Data section
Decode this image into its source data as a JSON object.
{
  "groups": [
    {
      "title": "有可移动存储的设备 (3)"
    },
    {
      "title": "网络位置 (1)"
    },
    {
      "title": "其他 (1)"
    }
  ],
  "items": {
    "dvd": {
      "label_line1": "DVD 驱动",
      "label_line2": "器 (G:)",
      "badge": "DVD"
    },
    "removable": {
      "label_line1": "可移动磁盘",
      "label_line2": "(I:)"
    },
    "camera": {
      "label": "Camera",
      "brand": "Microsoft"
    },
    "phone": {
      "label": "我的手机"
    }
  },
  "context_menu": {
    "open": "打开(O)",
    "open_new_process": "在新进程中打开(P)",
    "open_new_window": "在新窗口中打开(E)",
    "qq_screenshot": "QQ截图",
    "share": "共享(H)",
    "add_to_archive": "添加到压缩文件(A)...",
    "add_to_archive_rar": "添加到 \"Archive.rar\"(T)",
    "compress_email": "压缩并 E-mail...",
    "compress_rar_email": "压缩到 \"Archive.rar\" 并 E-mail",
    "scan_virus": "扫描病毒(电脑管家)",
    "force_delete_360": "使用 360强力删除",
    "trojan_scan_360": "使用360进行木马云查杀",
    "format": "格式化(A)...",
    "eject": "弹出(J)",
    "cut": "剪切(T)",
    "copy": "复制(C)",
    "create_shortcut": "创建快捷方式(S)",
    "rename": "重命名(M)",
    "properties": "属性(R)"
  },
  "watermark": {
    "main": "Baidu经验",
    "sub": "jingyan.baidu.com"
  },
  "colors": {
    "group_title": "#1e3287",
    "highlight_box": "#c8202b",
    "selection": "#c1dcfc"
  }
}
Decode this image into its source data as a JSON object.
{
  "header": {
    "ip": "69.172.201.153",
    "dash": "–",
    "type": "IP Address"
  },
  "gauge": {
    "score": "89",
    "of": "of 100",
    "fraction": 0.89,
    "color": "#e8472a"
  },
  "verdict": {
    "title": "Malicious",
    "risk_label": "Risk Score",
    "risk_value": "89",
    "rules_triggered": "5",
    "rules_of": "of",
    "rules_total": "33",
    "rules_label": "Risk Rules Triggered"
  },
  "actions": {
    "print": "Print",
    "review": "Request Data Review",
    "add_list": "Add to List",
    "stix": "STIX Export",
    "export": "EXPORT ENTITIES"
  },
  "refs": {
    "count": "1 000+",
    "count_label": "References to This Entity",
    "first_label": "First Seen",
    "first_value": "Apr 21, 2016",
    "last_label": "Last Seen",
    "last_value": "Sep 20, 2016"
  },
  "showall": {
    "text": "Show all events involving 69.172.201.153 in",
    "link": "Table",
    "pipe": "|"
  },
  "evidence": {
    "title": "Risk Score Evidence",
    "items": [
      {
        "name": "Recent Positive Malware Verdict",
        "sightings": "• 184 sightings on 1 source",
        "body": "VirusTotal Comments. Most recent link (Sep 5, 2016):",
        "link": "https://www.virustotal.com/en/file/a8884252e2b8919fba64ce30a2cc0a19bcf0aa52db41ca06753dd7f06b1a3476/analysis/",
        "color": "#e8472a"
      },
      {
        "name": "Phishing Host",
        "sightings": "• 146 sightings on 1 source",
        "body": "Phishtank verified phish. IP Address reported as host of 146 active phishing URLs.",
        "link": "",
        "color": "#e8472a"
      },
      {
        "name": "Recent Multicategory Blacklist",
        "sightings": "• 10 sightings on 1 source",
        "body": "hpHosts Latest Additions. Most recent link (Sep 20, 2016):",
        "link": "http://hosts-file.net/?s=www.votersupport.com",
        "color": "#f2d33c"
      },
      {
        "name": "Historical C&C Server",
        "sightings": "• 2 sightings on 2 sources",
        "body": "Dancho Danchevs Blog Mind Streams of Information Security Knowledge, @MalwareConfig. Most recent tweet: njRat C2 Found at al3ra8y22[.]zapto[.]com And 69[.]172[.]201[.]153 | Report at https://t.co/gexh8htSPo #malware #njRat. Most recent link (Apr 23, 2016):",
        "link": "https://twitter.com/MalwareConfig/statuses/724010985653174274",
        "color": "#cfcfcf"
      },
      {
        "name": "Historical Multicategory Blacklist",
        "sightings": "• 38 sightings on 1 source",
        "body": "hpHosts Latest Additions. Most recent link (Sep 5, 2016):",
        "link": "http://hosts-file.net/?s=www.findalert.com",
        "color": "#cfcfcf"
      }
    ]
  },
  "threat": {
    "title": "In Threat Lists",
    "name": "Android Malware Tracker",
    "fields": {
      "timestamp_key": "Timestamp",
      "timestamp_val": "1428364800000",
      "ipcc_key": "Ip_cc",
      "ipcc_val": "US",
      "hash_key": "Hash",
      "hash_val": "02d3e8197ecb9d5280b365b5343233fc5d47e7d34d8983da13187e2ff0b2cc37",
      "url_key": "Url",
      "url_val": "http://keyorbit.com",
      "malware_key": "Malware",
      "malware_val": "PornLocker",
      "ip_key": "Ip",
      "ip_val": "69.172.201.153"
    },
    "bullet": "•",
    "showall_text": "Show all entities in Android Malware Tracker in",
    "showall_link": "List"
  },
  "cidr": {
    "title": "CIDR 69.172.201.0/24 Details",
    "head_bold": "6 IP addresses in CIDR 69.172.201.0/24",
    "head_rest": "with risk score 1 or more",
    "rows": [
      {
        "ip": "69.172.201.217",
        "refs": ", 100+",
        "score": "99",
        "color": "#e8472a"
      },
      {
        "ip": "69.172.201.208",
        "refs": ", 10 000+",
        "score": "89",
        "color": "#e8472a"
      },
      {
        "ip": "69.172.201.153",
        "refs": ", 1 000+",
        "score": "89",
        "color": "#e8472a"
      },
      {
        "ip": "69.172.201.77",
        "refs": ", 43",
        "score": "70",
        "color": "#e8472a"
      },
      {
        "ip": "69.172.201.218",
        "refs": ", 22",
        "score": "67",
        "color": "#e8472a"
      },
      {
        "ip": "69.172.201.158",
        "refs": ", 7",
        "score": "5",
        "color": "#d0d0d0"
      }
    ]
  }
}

--

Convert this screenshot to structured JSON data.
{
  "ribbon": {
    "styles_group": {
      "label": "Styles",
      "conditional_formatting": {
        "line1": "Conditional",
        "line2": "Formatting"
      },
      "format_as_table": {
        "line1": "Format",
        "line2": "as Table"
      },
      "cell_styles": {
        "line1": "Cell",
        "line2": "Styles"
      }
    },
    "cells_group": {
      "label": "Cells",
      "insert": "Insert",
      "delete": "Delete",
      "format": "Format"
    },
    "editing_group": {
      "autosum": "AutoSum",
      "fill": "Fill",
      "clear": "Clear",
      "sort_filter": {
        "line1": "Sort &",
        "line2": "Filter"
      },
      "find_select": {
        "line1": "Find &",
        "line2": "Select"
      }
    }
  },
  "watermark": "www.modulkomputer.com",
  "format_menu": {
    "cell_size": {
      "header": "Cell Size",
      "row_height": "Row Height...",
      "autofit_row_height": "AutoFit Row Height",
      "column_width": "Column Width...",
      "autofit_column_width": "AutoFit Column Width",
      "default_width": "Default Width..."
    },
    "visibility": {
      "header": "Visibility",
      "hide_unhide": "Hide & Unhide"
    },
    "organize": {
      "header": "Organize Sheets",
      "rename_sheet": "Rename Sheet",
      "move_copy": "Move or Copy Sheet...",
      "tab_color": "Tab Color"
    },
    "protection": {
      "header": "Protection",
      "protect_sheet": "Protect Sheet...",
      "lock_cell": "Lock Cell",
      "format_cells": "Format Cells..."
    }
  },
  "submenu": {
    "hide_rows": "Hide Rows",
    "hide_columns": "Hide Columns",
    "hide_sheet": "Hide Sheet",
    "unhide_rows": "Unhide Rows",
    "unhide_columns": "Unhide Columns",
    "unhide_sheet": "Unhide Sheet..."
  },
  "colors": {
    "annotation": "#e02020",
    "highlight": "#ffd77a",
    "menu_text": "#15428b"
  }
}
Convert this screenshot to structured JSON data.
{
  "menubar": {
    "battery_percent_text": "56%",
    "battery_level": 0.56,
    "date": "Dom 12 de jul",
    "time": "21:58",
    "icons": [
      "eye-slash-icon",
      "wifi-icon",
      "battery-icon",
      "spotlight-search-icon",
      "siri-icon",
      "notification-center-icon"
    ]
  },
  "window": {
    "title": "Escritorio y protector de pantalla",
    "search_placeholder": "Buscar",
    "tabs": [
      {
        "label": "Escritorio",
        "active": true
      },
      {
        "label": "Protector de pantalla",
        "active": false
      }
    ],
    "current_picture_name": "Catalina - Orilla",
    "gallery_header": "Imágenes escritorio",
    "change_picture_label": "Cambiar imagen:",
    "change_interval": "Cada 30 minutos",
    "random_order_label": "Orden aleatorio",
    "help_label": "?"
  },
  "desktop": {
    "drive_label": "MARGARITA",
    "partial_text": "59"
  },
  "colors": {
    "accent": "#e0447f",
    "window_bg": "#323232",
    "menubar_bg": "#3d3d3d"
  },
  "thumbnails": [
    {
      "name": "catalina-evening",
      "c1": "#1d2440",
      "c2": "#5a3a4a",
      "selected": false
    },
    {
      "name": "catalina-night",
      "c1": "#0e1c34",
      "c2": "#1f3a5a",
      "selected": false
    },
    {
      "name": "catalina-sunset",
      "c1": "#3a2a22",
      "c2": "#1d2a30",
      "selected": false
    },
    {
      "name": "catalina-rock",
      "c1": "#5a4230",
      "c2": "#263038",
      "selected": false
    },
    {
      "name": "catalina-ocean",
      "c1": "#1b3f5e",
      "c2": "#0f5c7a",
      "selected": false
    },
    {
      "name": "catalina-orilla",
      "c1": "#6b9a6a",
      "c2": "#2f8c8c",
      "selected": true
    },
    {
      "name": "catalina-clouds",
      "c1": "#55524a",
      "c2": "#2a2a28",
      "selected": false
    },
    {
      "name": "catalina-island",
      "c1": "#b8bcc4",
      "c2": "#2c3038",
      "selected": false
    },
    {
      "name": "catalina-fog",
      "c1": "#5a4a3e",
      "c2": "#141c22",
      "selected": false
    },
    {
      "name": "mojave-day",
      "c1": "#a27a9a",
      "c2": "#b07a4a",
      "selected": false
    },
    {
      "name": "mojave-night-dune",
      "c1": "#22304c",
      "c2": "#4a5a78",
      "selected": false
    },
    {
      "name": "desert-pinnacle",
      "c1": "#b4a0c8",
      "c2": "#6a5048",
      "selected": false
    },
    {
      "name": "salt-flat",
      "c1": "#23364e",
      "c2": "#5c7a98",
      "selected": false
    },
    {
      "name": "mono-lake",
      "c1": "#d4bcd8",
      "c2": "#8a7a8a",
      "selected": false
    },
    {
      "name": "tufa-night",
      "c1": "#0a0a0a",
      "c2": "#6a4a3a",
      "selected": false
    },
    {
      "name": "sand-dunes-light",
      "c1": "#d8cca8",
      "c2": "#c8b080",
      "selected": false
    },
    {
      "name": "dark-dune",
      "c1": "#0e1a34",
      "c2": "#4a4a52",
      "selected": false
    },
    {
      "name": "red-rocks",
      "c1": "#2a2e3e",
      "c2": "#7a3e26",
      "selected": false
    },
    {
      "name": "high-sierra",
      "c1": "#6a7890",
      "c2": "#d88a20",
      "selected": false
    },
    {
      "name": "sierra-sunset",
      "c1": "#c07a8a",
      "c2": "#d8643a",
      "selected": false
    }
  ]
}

Prompt
Each line of the entries holding the string "sierra" should be found and copied.

Answer section
      "name": "high-sierra",
      "name": "sierra-sunset",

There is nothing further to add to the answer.